┌─ Text
Bradley Manning 'not a naive soldier,' prosecution says

Army Pfc. Bradley Manning 'deliberately disclosed compromised information to the world' via WikiLeaks, chief prosecutor says in closing statement.

July 25, 2013|By Richard A. Serrano
  • Army Pfc. Bradley Manning leaves court after the start of closing arguments in his court-martial at Ft. Meade, Md.
Army Pfc. Bradley Manning leaves court after the start of closing arguments… (Chip Somodevilla / Getty…)

FT. MEADE, Md. — Bradley Manning purposely joined the Army and deployed to Iraq to parlay his extensive computer skills into disclosing a treasure trove of protected U.S. secrets that he knew would assist terrorist organizations in their efforts to attack the United States, the chief prosecutor in Manning's military court-martial said Thursday.

"WikiLeaks was merely the platform that Pfc. Manning used to make sure all the information was available to the world, including the enemies of the United States," Army Maj. Ashden Fein said in his closing argument near the end of Manning's trial here. "Pfc. Manning deliberately disclosed compromised information to the world."

Standing at the lectern in his dress blue uniform, flipping through page after page of his final summation, Fein recounted in sharp detail the heart of the government's case — that Manning personally sought out WikiLeaks as his vehicle for exposing more than 700,000 combat videos, terrorism detainee assessments, State Department cables and other highly secret materials.

"He was not a naive soldier," Fein said.
└─
◆ Your assignment ◆
In the Manning article, what uniform was Fein wearing as he stood at the lectern? You won't need the lines that come next.
┌─ Provided material
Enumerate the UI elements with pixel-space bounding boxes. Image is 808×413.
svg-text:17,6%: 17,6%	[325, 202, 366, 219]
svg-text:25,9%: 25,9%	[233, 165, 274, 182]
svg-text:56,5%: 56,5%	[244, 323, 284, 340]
└─
◆ Answer for this exercise ◆
His dress blue uniform.